Goal: The records below hold pictures; please leave those out and retype the rest exactly.

Task inputs:
┏━━
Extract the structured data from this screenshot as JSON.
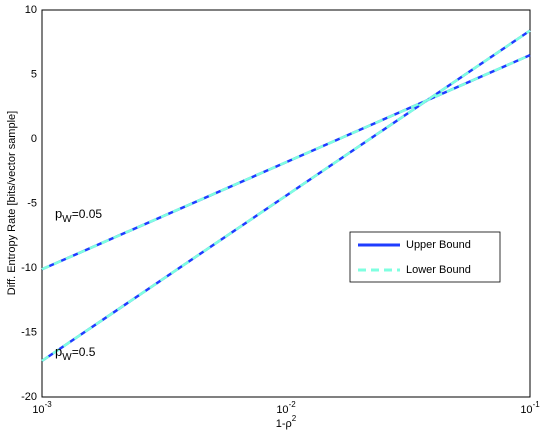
{
  "chart_data": {
    "type": "line",
    "xlabel": {
      "text": "1-ρ",
      "sup": "2"
    },
    "ylabel": "Diff. Entropy Rate [bits/vector sample]",
    "x": [
      0.001,
      0.01,
      0.1
    ],
    "series": [
      {
        "name": "Upper Bound",
        "color": "#1f3cff",
        "dashed": false,
        "values": [
          [
            -10.1,
            -1.8,
            6.5
          ],
          [
            -17.2,
            -4.4,
            8.4
          ]
        ]
      },
      {
        "name": "Lower Bound",
        "color": "#7fffe0",
        "dashed": true,
        "values": [
          [
            -10.1,
            -1.8,
            6.5
          ],
          [
            -17.2,
            -4.4,
            8.4
          ]
        ]
      }
    ],
    "annotations": [
      {
        "base": "p",
        "sub": "W",
        "text": "=0.05"
      },
      {
        "base": "p",
        "sub": "W",
        "text": "=0.5"
      }
    ],
    "xlog": true,
    "xlim": [
      0.001,
      0.1
    ],
    "xticks": [
      {
        "value": 0.001,
        "label": "10",
        "exponent": "-3"
      },
      {
        "value": 0.01,
        "label": "10",
        "exponent": "-2"
      },
      {
        "value": 0.1,
        "label": "10",
        "exponent": "-1"
      }
    ],
    "ylim": [
      -20,
      10
    ],
    "yticks": [
      -20,
      -15,
      -10,
      -5,
      0,
      5,
      10
    ],
    "grid": true,
    "legend": "lower-right"
  }
}
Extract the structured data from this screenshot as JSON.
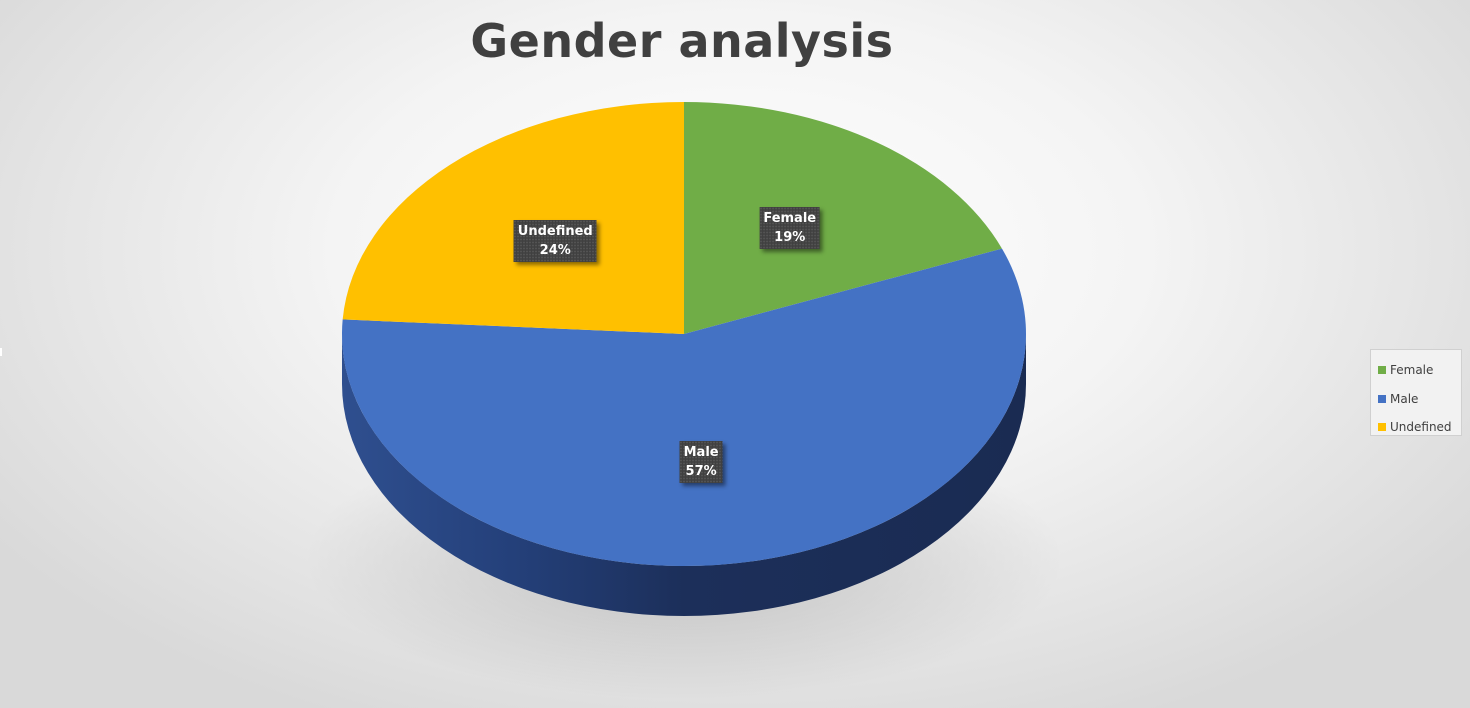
┗━━
Task result:
Extract the structured data from this screenshot as JSON.
{
  "chart_data": {
    "type": "line",
    "xlabel": {
      "text": "1-ρ",
      "sup": "2"
    },
    "ylabel": "Diff. Entropy Rate [bits/vector sample]",
    "x": [
      0.001,
      0.01,
      0.1
    ],
    "series": [
      {
        "name": "Upper Bound",
        "color": "#1f3cff",
        "dashed": false,
        "values": [
          [
            -10.1,
            -1.8,
            6.5
          ],
          [
            -17.2,
            -4.4,
            8.4
          ]
        ]
      },
      {
        "name": "Lower Bound",
        "color": "#7fffe0",
        "dashed": true,
        "values": [
          [
            -10.1,
            -1.8,
            6.5
          ],
          [
            -17.2,
            -4.4,
            8.4
          ]
        ]
      }
    ],
    "annotations": [
      {
        "base": "p",
        "sub": "W",
        "text": "=0.05"
      },
      {
        "base": "p",
        "sub": "W",
        "text": "=0.5"
      }
    ],
    "xlog": true,
    "xlim": [
      0.001,
      0.1
    ],
    "xticks": [
      {
        "value": 0.001,
        "label": "10",
        "exponent": "-3"
      },
      {
        "value": 0.01,
        "label": "10",
        "exponent": "-2"
      },
      {
        "value": 0.1,
        "label": "10",
        "exponent": "-1"
      }
    ],
    "ylim": [
      -20,
      10
    ],
    "yticks": [
      -20,
      -15,
      -10,
      -5,
      0,
      5,
      10
    ],
    "grid": true,
    "legend": "lower-right"
  }
}
Extract the structured data from this screenshot as JSON.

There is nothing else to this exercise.